**Requirements**. Quote the listing below in full and exactly as written, but omit every picture.

**Records for processing**.
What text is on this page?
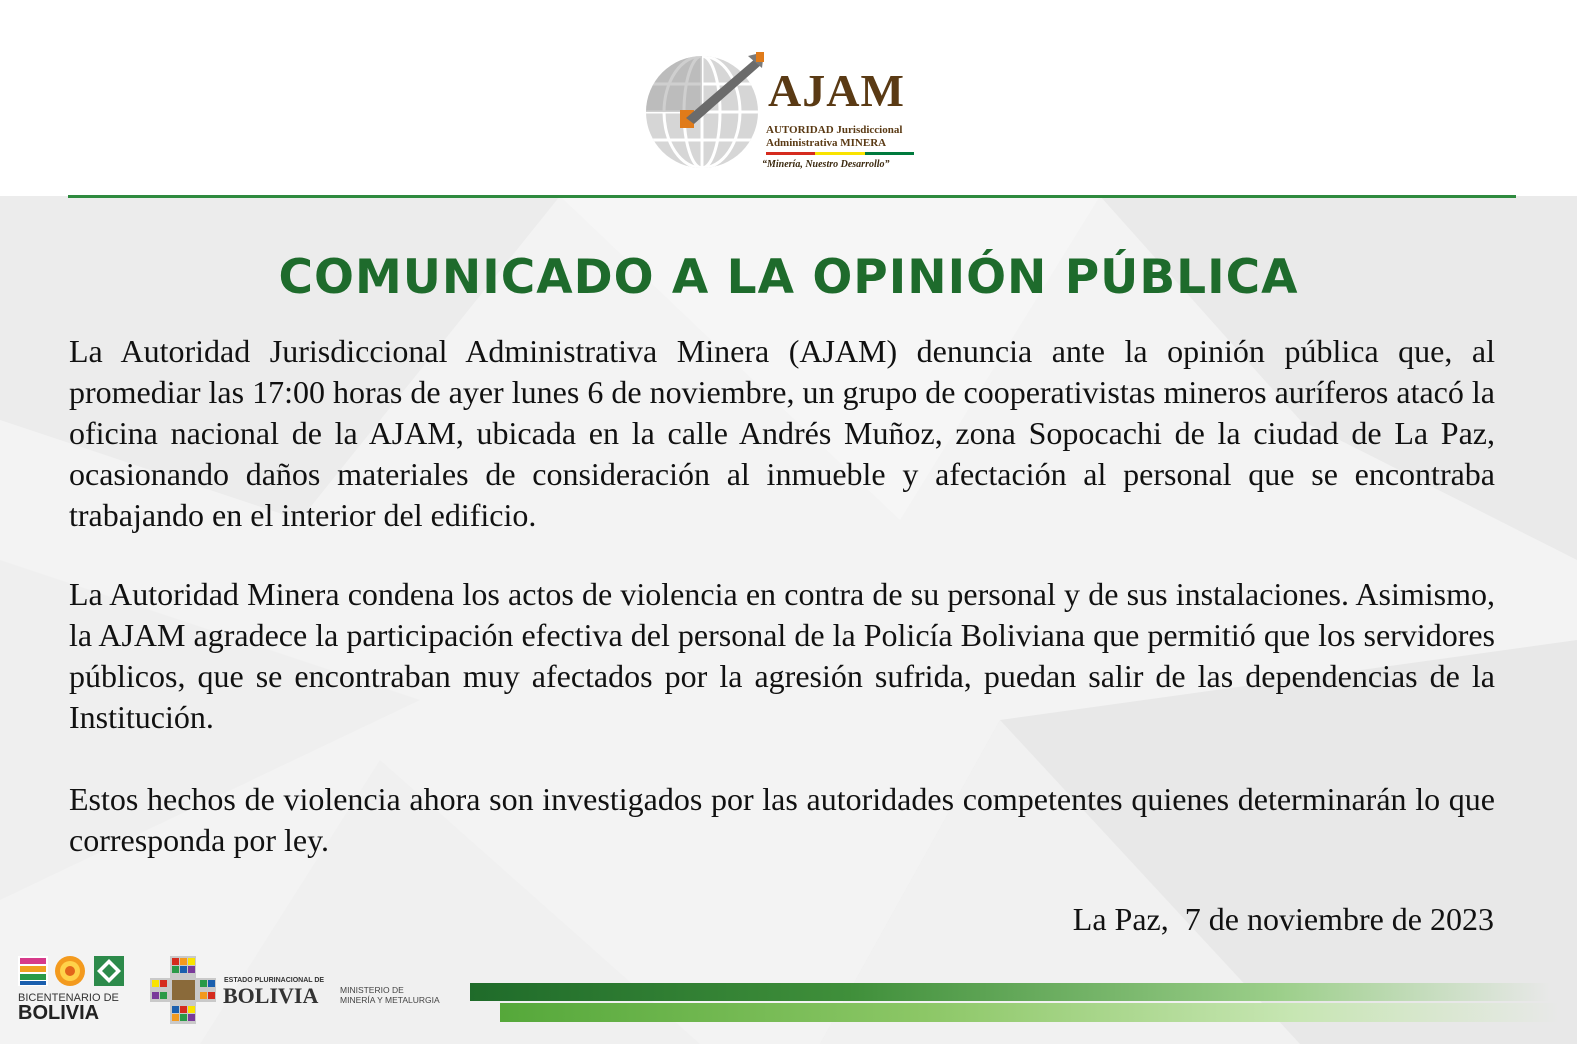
AJAM
AUTORIDAD Jurisdiccional
Administrativa MINERA
“Minería, Nuestro Desarrollo”
COMUNICADO A LA OPINIÓN PÚBLICA

La Autoridad Jurisdiccional Administrativa Minera (AJAM) denuncia ante la opinión pública que, al promediar las 17:00 horas de ayer lunes 6 de noviembre, un grupo de cooperativistas mineros auríferos atacó la oficina nacional de la AJAM, ubicada en la calle Andrés Muñoz, zona Sopocachi de la ciudad de La Paz, ocasionando daños materiales de consideración al inmueble y afectación al personal que se encontraba trabajando en el interior del edificio.

La Autoridad Minera condena los actos de violencia en contra de su personal y de sus instalaciones. Asimismo, la AJAM agradece la participación efectiva del personal de la Policía Boliviana que permitió que los servidores públicos, que se encontraban muy afectados por la agresión sufrida, puedan salir de las dependencias de la Institución.

Estos hechos de violencia ahora son investigados por las autoridades competentes quienes determinarán lo que corresponda por ley.

La Paz,  7 de noviembre de 2023
BICENTENARIO DE
BOLIVIA
ESTADO PLURINACIONAL DE
BOLIVIA	MINISTERIO DE
MINERÍA Y METALURGIA
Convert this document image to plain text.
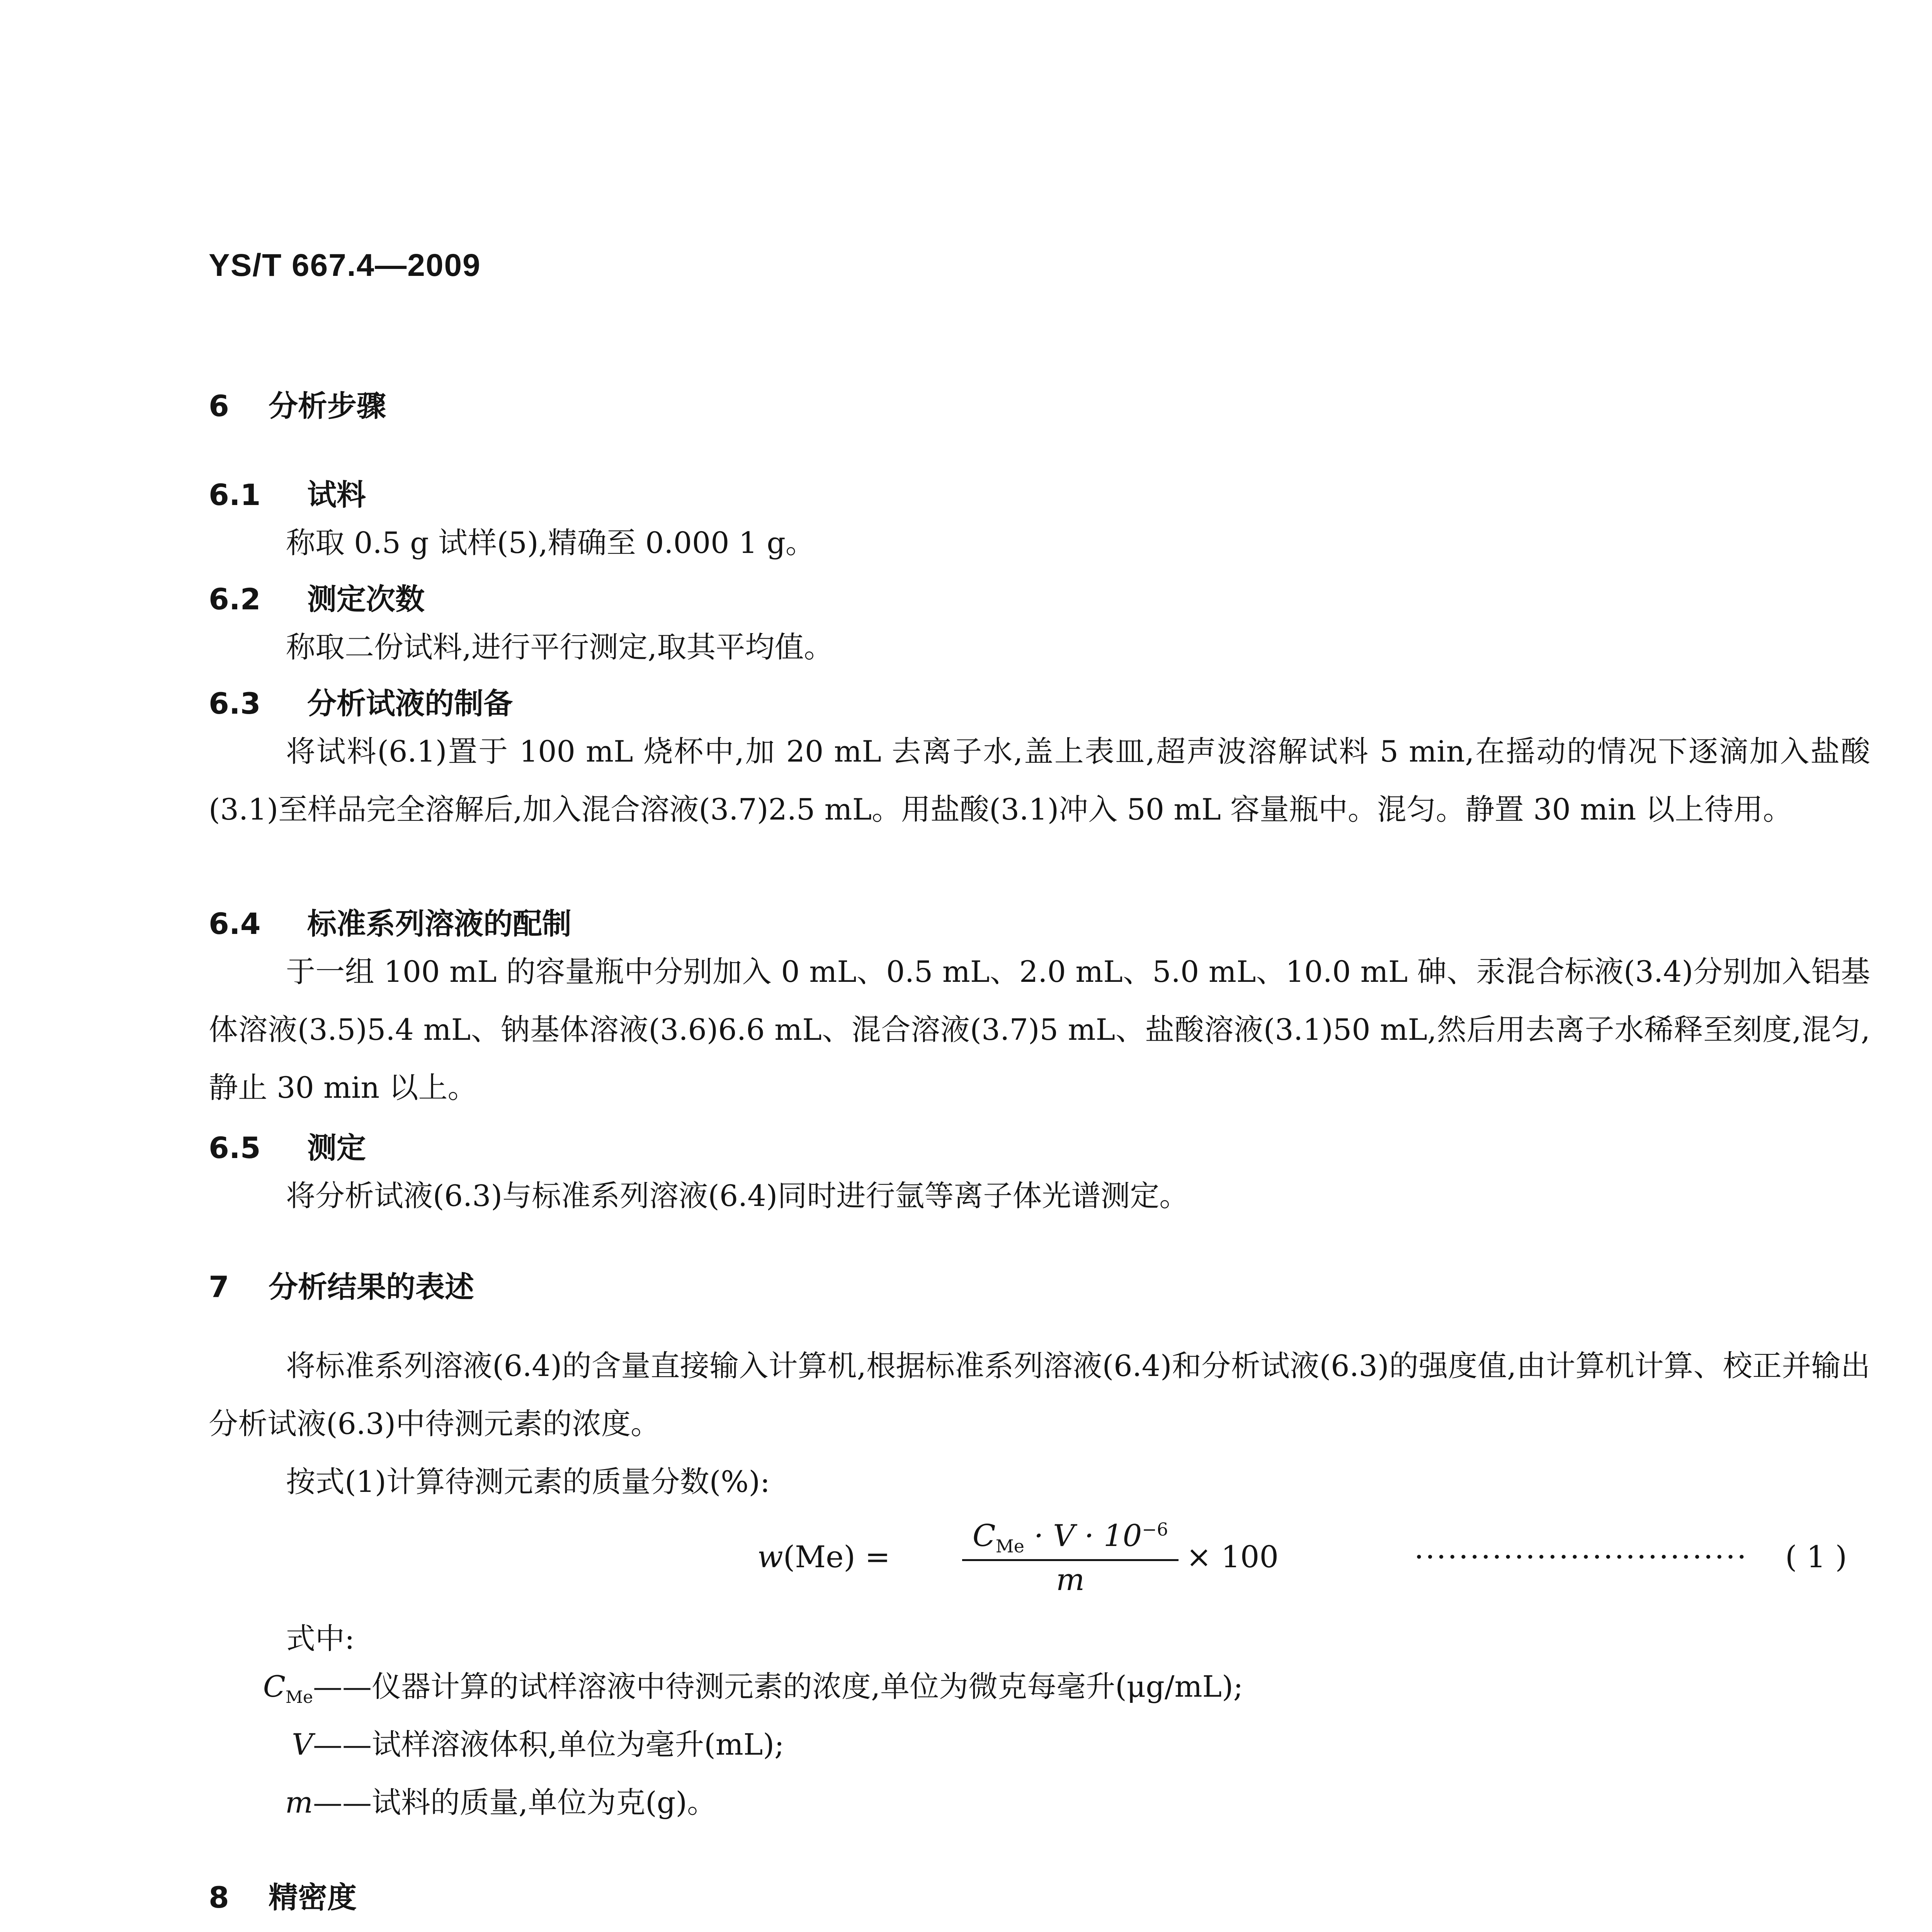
YS/T 667.4—2009
6 分析步骤
6.1 试料
称取 0.5 g 试样(5),精确至 0.000 1 g。
6.2 测定次数
称取二份试料,进行平行测定,取其平均值。
6.3 分析试液的制备
将试料(6.1)置于 100 mL 烧杯中,加 20 mL 去离子水,盖上表皿,超声波溶解试料 5 min,在摇动的情况下逐滴加入盐酸(3.1)至样品完全溶解后,加入混合溶液(3.7)2.5 mL。用盐酸(3.1)冲入 50 mL 容量瓶中。混匀。静置 30 min 以上待用。
6.4 标准系列溶液的配制
于一组 100 mL 的容量瓶中分别加入 0 mL、0.5 mL、2.0 mL、5.0 mL、10.0 mL 砷、汞混合标液(3.4)分别加入铝基体溶液(3.5)5.4 mL、钠基体溶液(3.6)6.6 mL、混合溶液(3.7)5 mL、盐酸溶液(3.1)50 mL,然后用去离子水稀释至刻度,混匀,静止 30 min 以上。
6.5 测定
将分析试液(6.3)与标准系列溶液(6.4)同时进行氩等离子体光谱测定。
7 分析结果的表述
将标准系列溶液(6.4)的含量直接输入计算机,根据标准系列溶液(6.4)和分析试液(6.3)的强度值,由计算机计算、校正并输出分析试液(6.3)中待测元素的浓度。
按式(1)计算待测元素的质量分数(%):
w(Me) =
$C_{Me} \cdot V \cdot 10^{-6}$
m
× 100	······························ ( 1 )
式中:
$C_{Me}——$仪器计算的试样溶液中待测元素的浓度,单位为微克每毫升(μg/mL);
V——试样溶液体积,单位为毫升(mL);
m——试料的质量,单位为克(g)。
8 精密度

**Task response**.
What text is on this page?
AJAM
AUTORIDAD Jurisdiccional
Administrativa MINERA
“Minería, Nuestro Desarrollo”
COMUNICADO A LA OPINIÓN PÚBLICA

La Autoridad Jurisdiccional Administrativa Minera (AJAM) denuncia ante la opinión pública que, al promediar las 17:00 horas de ayer lunes 6 de noviembre, un grupo de cooperativistas mineros auríferos atacó la oficina nacional de la AJAM, ubicada en la calle Andrés Muñoz, zona Sopocachi de la ciudad de La Paz, ocasionando daños materiales de consideración al inmueble y afectación al personal que se encontraba trabajando en el interior del edificio.

La Autoridad Minera condena los actos de violencia en contra de su personal y de sus instalaciones. Asimismo, la AJAM agradece la participación efectiva del personal de la Policía Boliviana que permitió que los servidores públicos, que se encontraban muy afectados por la agresión sufrida, puedan salir de las dependencias de la Institución.

Estos hechos de violencia ahora son investigados por las autoridades competentes quienes determinarán lo que corresponda por ley.

La Paz,  7 de noviembre de 2023
BICENTENARIO DE
BOLIVIA
ESTADO PLURINACIONAL DE
BOLIVIA	MINISTERIO DE
MINERÍA Y METALURGIA
Convert this document image to plain text.
YS/T 667.4—2009
6 分析步骤
6.1 试料
称取 0.5 g 试样(5),精确至 0.000 1 g。
6.2 测定次数
称取二份试料,进行平行测定,取其平均值。
6.3 分析试液的制备
将试料(6.1)置于 100 mL 烧杯中,加 20 mL 去离子水,盖上表皿,超声波溶解试料 5 min,在摇动的情况下逐滴加入盐酸(3.1)至样品完全溶解后,加入混合溶液(3.7)2.5 mL。用盐酸(3.1)冲入 50 mL 容量瓶中。混匀。静置 30 min 以上待用。
6.4 标准系列溶液的配制
于一组 100 mL 的容量瓶中分别加入 0 mL、0.5 mL、2.0 mL、5.0 mL、10.0 mL 砷、汞混合标液(3.4)分别加入铝基体溶液(3.5)5.4 mL、钠基体溶液(3.6)6.6 mL、混合溶液(3.7)5 mL、盐酸溶液(3.1)50 mL,然后用去离子水稀释至刻度,混匀,静止 30 min 以上。
6.5 测定
将分析试液(6.3)与标准系列溶液(6.4)同时进行氩等离子体光谱测定。
7 分析结果的表述
将标准系列溶液(6.4)的含量直接输入计算机,根据标准系列溶液(6.4)和分析试液(6.3)的强度值,由计算机计算、校正并输出分析试液(6.3)中待测元素的浓度。
按式(1)计算待测元素的质量分数(%):
w(Me) =
$C_{Me} \cdot V \cdot 10^{-6}$
m
× 100	······························ ( 1 )
式中:
$C_{Me}——$仪器计算的试样溶液中待测元素的浓度,单位为微克每毫升(μg/mL);
V——试样溶液体积,单位为毫升(mL);
m——试料的质量,单位为克(g)。
8 精密度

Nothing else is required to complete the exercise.